--- Start of Extracted records ---
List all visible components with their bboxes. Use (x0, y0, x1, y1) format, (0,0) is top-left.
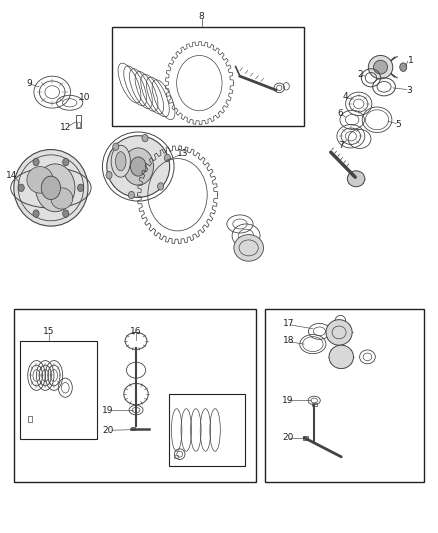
Ellipse shape (347, 171, 365, 187)
Ellipse shape (329, 345, 353, 368)
Ellipse shape (116, 152, 126, 171)
Text: 1: 1 (408, 56, 414, 64)
Ellipse shape (27, 166, 53, 193)
Bar (14, 309, 256, 482)
Circle shape (142, 134, 148, 142)
Circle shape (158, 183, 164, 190)
Text: 9: 9 (26, 78, 32, 87)
Text: 2: 2 (357, 70, 363, 78)
Text: 6: 6 (338, 109, 343, 118)
Circle shape (400, 63, 407, 71)
Text: 19: 19 (102, 406, 113, 415)
Bar (77, 122, 80, 127)
Text: 14: 14 (6, 171, 17, 180)
Text: 7: 7 (339, 141, 344, 150)
Circle shape (131, 157, 146, 176)
Text: 16: 16 (130, 327, 142, 336)
Text: 10: 10 (79, 93, 90, 102)
Circle shape (35, 164, 75, 212)
Bar (303, 435, 307, 440)
Circle shape (33, 158, 39, 166)
Text: 12: 12 (60, 123, 71, 132)
Text: 13: 13 (177, 149, 189, 158)
Circle shape (78, 184, 84, 191)
Bar (112, 27, 304, 126)
Circle shape (128, 191, 134, 199)
Ellipse shape (326, 320, 352, 345)
Text: 5: 5 (395, 119, 401, 128)
Text: 3: 3 (406, 85, 412, 94)
Bar (28, 416, 32, 422)
Circle shape (106, 172, 112, 179)
Text: 20: 20 (283, 433, 293, 442)
Ellipse shape (234, 235, 264, 261)
Bar (174, 455, 177, 458)
Text: 17: 17 (283, 319, 295, 328)
Ellipse shape (374, 60, 388, 74)
Text: 18: 18 (283, 336, 295, 345)
Ellipse shape (51, 188, 73, 209)
Bar (76, 115, 81, 128)
Bar (311, 402, 317, 406)
Text: 19: 19 (282, 396, 294, 405)
Text: 8: 8 (199, 12, 205, 21)
Ellipse shape (14, 150, 88, 226)
Bar (131, 426, 135, 430)
Circle shape (123, 148, 153, 185)
Ellipse shape (368, 55, 393, 79)
Ellipse shape (107, 136, 170, 197)
Circle shape (33, 210, 39, 217)
Text: 15: 15 (43, 327, 54, 336)
Circle shape (63, 210, 69, 217)
Circle shape (63, 158, 69, 166)
Ellipse shape (111, 146, 131, 177)
Circle shape (18, 184, 24, 191)
Bar (265, 309, 424, 482)
Circle shape (113, 143, 119, 150)
Circle shape (164, 154, 170, 161)
Bar (169, 394, 245, 466)
Text: 20: 20 (102, 426, 113, 435)
Text: 4: 4 (343, 92, 349, 101)
Circle shape (41, 176, 60, 199)
Bar (20, 341, 97, 439)
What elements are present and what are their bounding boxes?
--- End of Extracted records ---
Task to complete
Reproduce every line of the records above verbatim, leaving out the pictures.

Result for this task
List all visible components with their bboxes. Use (x0, y0, x1, y1) format, (0,0) is top-left.
Ellipse shape (347, 171, 365, 187)
Ellipse shape (329, 345, 353, 368)
Ellipse shape (116, 152, 126, 171)
Text: 1: 1 (408, 56, 414, 64)
Ellipse shape (27, 166, 53, 193)
Bar (14, 309, 256, 482)
Circle shape (142, 134, 148, 142)
Circle shape (158, 183, 164, 190)
Text: 9: 9 (26, 78, 32, 87)
Text: 2: 2 (357, 70, 363, 78)
Text: 6: 6 (338, 109, 343, 118)
Circle shape (400, 63, 407, 71)
Text: 19: 19 (102, 406, 113, 415)
Bar (77, 122, 80, 127)
Text: 14: 14 (6, 171, 17, 180)
Text: 7: 7 (339, 141, 344, 150)
Circle shape (131, 157, 146, 176)
Text: 16: 16 (130, 327, 142, 336)
Text: 10: 10 (79, 93, 90, 102)
Circle shape (35, 164, 75, 212)
Bar (303, 435, 307, 440)
Circle shape (33, 158, 39, 166)
Text: 12: 12 (60, 123, 71, 132)
Text: 13: 13 (177, 149, 189, 158)
Circle shape (78, 184, 84, 191)
Bar (112, 27, 304, 126)
Circle shape (128, 191, 134, 199)
Ellipse shape (326, 320, 352, 345)
Text: 5: 5 (395, 119, 401, 128)
Text: 3: 3 (406, 85, 412, 94)
Bar (28, 416, 32, 422)
Circle shape (106, 172, 112, 179)
Text: 20: 20 (283, 433, 293, 442)
Ellipse shape (234, 235, 264, 261)
Bar (174, 455, 177, 458)
Text: 17: 17 (283, 319, 295, 328)
Ellipse shape (374, 60, 388, 74)
Text: 18: 18 (283, 336, 295, 345)
Ellipse shape (51, 188, 73, 209)
Bar (76, 115, 81, 128)
Bar (311, 402, 317, 406)
Text: 19: 19 (282, 396, 294, 405)
Text: 8: 8 (199, 12, 205, 21)
Ellipse shape (14, 150, 88, 226)
Bar (131, 426, 135, 430)
Circle shape (123, 148, 153, 185)
Ellipse shape (368, 55, 393, 79)
Ellipse shape (107, 136, 170, 197)
Circle shape (33, 210, 39, 217)
Text: 15: 15 (43, 327, 54, 336)
Circle shape (63, 210, 69, 217)
Circle shape (63, 158, 69, 166)
Ellipse shape (111, 146, 131, 177)
Circle shape (18, 184, 24, 191)
Bar (265, 309, 424, 482)
Circle shape (113, 143, 119, 150)
Circle shape (164, 154, 170, 161)
Bar (169, 394, 245, 466)
Text: 20: 20 (102, 426, 113, 435)
Text: 4: 4 (343, 92, 349, 101)
Circle shape (41, 176, 60, 199)
Bar (20, 341, 97, 439)
What elements are present and what are their bounding boxes?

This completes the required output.